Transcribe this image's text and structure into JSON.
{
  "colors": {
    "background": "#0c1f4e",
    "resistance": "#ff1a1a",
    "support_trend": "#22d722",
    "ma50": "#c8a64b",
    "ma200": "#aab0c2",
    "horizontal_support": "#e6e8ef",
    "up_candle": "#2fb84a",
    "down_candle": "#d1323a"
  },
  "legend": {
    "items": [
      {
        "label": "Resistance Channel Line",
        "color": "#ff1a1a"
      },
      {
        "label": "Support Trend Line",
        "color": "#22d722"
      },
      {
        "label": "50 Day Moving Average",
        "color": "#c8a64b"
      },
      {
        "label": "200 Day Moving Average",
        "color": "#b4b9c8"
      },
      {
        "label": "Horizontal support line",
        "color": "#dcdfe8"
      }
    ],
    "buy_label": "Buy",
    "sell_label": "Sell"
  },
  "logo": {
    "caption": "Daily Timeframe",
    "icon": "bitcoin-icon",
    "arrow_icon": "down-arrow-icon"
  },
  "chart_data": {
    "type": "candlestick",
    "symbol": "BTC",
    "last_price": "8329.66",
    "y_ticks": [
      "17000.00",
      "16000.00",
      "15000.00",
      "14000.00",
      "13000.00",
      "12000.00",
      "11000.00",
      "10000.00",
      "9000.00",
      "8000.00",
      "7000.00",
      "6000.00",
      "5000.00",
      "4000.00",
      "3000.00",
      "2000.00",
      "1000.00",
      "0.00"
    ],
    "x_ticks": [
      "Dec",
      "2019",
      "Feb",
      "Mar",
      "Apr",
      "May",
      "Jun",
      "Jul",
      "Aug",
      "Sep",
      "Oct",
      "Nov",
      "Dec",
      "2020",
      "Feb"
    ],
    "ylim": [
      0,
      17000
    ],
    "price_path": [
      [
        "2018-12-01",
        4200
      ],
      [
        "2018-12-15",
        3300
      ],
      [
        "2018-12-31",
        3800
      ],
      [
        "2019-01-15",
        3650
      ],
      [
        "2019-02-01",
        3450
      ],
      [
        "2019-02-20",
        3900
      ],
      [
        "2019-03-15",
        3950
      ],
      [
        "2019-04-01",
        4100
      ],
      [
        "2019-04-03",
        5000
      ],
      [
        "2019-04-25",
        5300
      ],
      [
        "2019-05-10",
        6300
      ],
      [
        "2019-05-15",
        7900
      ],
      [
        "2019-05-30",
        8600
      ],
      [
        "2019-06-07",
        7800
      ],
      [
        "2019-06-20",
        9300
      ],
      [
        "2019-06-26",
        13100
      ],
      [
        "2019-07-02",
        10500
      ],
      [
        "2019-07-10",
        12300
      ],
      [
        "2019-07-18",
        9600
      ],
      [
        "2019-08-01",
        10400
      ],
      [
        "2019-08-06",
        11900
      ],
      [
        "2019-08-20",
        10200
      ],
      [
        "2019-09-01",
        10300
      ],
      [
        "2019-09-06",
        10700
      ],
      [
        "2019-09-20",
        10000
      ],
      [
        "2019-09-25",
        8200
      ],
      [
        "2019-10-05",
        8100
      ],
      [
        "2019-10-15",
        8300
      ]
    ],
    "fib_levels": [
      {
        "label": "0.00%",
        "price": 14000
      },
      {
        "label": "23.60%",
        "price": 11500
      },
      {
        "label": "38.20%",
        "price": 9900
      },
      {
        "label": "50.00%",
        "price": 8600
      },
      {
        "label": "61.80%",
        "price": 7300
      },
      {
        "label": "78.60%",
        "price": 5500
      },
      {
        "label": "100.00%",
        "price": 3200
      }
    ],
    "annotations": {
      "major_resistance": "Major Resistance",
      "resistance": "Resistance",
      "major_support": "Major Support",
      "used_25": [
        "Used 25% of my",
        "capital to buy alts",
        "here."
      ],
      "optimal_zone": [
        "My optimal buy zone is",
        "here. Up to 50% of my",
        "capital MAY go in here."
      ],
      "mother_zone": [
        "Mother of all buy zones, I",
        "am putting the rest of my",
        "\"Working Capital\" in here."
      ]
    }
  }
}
++++
### Objective
From the first line to the last, please quote the material above exactly.

### Task output
Transcribe this image's text and structure into JSON.
{
  "colors": {
    "background": "#0c1f4e",
    "resistance": "#ff1a1a",
    "support_trend": "#22d722",
    "ma50": "#c8a64b",
    "ma200": "#aab0c2",
    "horizontal_support": "#e6e8ef",
    "up_candle": "#2fb84a",
    "down_candle": "#d1323a"
  },
  "legend": {
    "items": [
      {
        "label": "Resistance Channel Line",
        "color": "#ff1a1a"
      },
      {
        "label": "Support Trend Line",
        "color": "#22d722"
      },
      {
        "label": "50 Day Moving Average",
        "color": "#c8a64b"
      },
      {
        "label": "200 Day Moving Average",
        "color": "#b4b9c8"
      },
      {
        "label": "Horizontal support line",
        "color": "#dcdfe8"
      }
    ],
    "buy_label": "Buy",
    "sell_label": "Sell"
  },
  "logo": {
    "caption": "Daily Timeframe",
    "icon": "bitcoin-icon",
    "arrow_icon": "down-arrow-icon"
  },
  "chart_data": {
    "type": "candlestick",
    "symbol": "BTC",
    "last_price": "8329.66",
    "y_ticks": [
      "17000.00",
      "16000.00",
      "15000.00",
      "14000.00",
      "13000.00",
      "12000.00",
      "11000.00",
      "10000.00",
      "9000.00",
      "8000.00",
      "7000.00",
      "6000.00",
      "5000.00",
      "4000.00",
      "3000.00",
      "2000.00",
      "1000.00",
      "0.00"
    ],
    "x_ticks": [
      "Dec",
      "2019",
      "Feb",
      "Mar",
      "Apr",
      "May",
      "Jun",
      "Jul",
      "Aug",
      "Sep",
      "Oct",
      "Nov",
      "Dec",
      "2020",
      "Feb"
    ],
    "ylim": [
      0,
      17000
    ],
    "price_path": [
      [
        "2018-12-01",
        4200
      ],
      [
        "2018-12-15",
        3300
      ],
      [
        "2018-12-31",
        3800
      ],
      [
        "2019-01-15",
        3650
      ],
      [
        "2019-02-01",
        3450
      ],
      [
        "2019-02-20",
        3900
      ],
      [
        "2019-03-15",
        3950
      ],
      [
        "2019-04-01",
        4100
      ],
      [
        "2019-04-03",
        5000
      ],
      [
        "2019-04-25",
        5300
      ],
      [
        "2019-05-10",
        6300
      ],
      [
        "2019-05-15",
        7900
      ],
      [
        "2019-05-30",
        8600
      ],
      [
        "2019-06-07",
        7800
      ],
      [
        "2019-06-20",
        9300
      ],
      [
        "2019-06-26",
        13100
      ],
      [
        "2019-07-02",
        10500
      ],
      [
        "2019-07-10",
        12300
      ],
      [
        "2019-07-18",
        9600
      ],
      [
        "2019-08-01",
        10400
      ],
      [
        "2019-08-06",
        11900
      ],
      [
        "2019-08-20",
        10200
      ],
      [
        "2019-09-01",
        10300
      ],
      [
        "2019-09-06",
        10700
      ],
      [
        "2019-09-20",
        10000
      ],
      [
        "2019-09-25",
        8200
      ],
      [
        "2019-10-05",
        8100
      ],
      [
        "2019-10-15",
        8300
      ]
    ],
    "fib_levels": [
      {
        "label": "0.00%",
        "price": 14000
      },
      {
        "label": "23.60%",
        "price": 11500
      },
      {
        "label": "38.20%",
        "price": 9900
      },
      {
        "label": "50.00%",
        "price": 8600
      },
      {
        "label": "61.80%",
        "price": 7300
      },
      {
        "label": "78.60%",
        "price": 5500
      },
      {
        "label": "100.00%",
        "price": 3200
      }
    ],
    "annotations": {
      "major_resistance": "Major Resistance",
      "resistance": "Resistance",
      "major_support": "Major Support",
      "used_25": [
        "Used 25% of my",
        "capital to buy alts",
        "here."
      ],
      "optimal_zone": [
        "My optimal buy zone is",
        "here. Up to 50% of my",
        "capital MAY go in here."
      ],
      "mother_zone": [
        "Mother of all buy zones, I",
        "am putting the rest of my",
        "\"Working Capital\" in here."
      ]
    }
  }
}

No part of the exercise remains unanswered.